Stored items
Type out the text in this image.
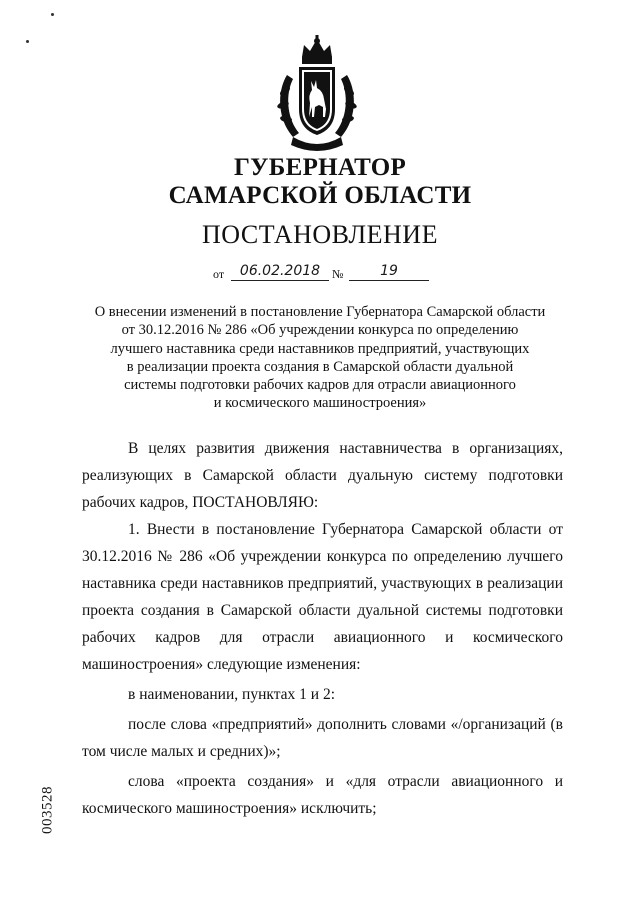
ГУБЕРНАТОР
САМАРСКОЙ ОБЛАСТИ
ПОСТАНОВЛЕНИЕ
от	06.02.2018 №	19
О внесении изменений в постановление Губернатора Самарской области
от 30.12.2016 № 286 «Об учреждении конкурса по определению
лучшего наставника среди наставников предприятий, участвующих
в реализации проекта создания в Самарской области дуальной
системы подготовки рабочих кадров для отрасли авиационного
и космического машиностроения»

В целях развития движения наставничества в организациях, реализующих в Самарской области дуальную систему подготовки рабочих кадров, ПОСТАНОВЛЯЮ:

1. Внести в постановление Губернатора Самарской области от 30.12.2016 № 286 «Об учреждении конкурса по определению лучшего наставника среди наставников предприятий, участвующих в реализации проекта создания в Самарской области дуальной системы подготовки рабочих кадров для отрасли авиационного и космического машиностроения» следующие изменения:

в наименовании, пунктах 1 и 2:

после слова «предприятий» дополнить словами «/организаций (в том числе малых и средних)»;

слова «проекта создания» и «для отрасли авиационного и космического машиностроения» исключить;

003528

...

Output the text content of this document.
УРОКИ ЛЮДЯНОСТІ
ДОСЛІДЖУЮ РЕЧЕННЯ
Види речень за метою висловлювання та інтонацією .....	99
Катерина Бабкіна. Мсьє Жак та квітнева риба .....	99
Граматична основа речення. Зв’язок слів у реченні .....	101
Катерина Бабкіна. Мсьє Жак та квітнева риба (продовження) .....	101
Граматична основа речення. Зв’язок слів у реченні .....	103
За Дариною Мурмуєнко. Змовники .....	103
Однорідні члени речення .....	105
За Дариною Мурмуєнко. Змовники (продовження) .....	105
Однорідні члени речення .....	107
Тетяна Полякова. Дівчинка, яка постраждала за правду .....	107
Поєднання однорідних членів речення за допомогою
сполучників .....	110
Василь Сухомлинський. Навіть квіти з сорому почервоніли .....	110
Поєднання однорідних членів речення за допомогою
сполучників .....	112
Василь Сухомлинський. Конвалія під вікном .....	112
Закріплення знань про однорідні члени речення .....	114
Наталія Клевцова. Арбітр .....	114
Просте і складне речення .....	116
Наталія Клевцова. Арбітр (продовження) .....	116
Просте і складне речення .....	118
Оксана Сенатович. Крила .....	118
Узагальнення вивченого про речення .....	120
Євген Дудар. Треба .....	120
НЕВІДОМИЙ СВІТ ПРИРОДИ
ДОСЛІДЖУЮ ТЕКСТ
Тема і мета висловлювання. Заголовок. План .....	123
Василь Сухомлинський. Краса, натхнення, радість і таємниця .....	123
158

What you need to do
Determine the number of lines in the data that contain "лучшего" as a word or string, and state only that number.

Output of the exercise
2